● Data for this exercise

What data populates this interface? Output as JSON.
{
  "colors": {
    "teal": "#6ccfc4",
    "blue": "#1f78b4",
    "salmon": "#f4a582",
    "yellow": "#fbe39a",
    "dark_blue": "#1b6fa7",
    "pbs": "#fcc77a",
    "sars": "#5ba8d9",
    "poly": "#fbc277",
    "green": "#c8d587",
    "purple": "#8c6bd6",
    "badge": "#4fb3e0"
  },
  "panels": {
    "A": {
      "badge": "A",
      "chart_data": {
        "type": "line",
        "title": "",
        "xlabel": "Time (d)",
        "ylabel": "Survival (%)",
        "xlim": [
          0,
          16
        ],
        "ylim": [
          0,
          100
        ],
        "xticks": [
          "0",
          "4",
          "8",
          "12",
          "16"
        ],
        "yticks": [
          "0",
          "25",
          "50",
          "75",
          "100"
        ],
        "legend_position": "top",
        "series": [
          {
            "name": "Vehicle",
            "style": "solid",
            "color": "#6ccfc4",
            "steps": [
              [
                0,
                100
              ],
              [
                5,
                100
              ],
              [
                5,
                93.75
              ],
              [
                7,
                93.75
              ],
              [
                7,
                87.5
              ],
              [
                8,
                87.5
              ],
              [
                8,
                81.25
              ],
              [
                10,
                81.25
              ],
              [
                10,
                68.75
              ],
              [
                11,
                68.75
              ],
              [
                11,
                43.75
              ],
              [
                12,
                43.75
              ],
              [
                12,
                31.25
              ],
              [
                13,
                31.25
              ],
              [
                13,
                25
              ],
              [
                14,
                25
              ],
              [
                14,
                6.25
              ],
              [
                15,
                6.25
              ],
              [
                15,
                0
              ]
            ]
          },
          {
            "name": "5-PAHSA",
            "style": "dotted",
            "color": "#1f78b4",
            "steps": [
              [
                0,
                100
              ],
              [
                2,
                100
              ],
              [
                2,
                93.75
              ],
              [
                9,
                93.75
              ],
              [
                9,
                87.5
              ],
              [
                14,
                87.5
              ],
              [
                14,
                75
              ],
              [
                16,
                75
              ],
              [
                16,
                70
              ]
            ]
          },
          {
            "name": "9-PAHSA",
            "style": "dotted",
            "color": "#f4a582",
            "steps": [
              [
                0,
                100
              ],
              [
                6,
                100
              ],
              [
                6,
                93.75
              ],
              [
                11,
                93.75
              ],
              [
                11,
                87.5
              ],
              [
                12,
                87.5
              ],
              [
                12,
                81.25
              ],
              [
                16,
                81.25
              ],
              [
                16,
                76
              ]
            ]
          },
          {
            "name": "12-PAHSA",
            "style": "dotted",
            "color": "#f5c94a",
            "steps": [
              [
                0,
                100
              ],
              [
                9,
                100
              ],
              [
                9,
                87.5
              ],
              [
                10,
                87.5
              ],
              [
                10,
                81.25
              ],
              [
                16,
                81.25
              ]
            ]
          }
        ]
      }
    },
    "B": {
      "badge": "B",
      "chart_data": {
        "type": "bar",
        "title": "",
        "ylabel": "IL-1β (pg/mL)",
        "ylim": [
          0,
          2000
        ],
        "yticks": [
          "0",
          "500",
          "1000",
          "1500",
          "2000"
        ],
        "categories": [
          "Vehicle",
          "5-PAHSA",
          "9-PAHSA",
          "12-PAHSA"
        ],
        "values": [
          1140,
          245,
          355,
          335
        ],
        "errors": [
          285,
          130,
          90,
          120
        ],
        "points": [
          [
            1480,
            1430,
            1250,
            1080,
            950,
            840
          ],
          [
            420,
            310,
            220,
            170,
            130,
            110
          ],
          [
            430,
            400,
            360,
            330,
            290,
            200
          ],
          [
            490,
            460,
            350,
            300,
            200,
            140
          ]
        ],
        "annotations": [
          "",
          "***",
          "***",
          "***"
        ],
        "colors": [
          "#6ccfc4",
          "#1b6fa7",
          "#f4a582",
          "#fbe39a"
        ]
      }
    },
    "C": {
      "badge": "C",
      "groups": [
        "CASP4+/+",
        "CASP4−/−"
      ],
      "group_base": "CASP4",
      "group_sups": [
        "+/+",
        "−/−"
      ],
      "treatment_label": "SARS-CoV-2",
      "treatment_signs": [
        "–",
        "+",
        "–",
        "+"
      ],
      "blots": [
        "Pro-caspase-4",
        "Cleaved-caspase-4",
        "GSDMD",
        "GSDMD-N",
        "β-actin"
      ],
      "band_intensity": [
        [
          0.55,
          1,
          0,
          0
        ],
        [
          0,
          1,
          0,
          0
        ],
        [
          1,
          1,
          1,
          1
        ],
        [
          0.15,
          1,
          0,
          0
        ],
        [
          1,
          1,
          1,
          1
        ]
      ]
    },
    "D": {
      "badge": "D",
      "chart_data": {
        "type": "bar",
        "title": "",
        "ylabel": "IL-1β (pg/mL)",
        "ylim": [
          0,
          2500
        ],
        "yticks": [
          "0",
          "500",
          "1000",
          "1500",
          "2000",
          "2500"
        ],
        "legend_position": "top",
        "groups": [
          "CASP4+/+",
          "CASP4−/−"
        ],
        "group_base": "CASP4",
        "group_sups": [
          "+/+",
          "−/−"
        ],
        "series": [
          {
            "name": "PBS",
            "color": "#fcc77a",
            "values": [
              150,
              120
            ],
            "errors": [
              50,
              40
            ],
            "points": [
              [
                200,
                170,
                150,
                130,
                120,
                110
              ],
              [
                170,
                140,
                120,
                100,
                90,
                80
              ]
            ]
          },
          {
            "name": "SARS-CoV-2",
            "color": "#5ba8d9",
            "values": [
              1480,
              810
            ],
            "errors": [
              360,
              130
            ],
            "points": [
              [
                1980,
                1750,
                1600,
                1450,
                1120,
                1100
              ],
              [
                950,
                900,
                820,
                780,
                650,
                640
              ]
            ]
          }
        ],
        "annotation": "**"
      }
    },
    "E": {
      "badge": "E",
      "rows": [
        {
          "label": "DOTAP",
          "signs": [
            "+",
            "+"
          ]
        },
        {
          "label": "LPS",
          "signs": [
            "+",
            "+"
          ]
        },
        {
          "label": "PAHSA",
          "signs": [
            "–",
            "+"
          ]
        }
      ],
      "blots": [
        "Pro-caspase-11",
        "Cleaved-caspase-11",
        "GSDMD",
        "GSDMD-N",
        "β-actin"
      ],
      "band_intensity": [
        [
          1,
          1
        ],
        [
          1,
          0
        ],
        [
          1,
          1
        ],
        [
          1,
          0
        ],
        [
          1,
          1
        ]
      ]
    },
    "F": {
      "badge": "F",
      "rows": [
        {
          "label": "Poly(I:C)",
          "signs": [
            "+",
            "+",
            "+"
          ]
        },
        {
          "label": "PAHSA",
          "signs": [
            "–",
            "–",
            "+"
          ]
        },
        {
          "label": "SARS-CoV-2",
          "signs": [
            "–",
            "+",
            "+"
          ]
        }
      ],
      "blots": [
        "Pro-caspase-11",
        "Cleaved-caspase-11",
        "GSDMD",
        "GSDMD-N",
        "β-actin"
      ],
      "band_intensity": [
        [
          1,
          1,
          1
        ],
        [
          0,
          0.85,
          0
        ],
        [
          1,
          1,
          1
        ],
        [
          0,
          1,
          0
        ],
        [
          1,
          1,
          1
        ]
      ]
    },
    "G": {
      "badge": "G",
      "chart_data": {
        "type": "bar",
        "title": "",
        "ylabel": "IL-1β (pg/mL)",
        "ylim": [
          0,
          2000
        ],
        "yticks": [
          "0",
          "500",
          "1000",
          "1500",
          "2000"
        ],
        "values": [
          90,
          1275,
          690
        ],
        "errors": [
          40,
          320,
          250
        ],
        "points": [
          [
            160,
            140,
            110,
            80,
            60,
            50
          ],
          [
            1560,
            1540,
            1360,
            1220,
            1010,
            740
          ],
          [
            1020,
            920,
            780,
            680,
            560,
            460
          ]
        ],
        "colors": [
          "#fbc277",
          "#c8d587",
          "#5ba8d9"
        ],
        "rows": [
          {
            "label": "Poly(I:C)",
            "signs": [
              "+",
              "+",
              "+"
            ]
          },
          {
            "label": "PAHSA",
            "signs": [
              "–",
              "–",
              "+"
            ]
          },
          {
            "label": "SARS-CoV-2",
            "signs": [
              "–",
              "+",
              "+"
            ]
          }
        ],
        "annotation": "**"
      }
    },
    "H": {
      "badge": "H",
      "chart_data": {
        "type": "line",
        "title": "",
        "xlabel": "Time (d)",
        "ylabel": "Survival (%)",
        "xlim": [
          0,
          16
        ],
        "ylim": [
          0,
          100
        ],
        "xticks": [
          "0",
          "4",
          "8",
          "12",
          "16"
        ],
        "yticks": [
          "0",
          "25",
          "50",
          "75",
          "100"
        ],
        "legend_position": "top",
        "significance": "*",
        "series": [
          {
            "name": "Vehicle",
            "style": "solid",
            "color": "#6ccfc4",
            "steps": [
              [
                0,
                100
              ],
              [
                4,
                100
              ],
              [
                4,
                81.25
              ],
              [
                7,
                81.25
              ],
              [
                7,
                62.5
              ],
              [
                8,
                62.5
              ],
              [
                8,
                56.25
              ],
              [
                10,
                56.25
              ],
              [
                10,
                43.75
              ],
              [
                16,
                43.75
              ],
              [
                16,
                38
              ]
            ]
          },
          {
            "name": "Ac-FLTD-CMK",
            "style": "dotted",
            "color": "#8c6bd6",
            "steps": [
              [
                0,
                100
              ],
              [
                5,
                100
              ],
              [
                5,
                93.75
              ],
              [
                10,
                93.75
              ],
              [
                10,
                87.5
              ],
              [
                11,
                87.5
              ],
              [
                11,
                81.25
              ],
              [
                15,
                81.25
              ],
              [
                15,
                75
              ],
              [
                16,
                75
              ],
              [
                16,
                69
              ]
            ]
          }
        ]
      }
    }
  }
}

● Task
Pull out every line in the data above that has the word "name".

● Answer in full
            "name": "Vehicle",
            "name": "5-PAHSA",
            "name": "9-PAHSA",
            "name": "12-PAHSA",
            "name": "PBS",
            "name": "SARS-CoV-2",
            "name": "Vehicle",
            "name": "Ac-FLTD-CMK",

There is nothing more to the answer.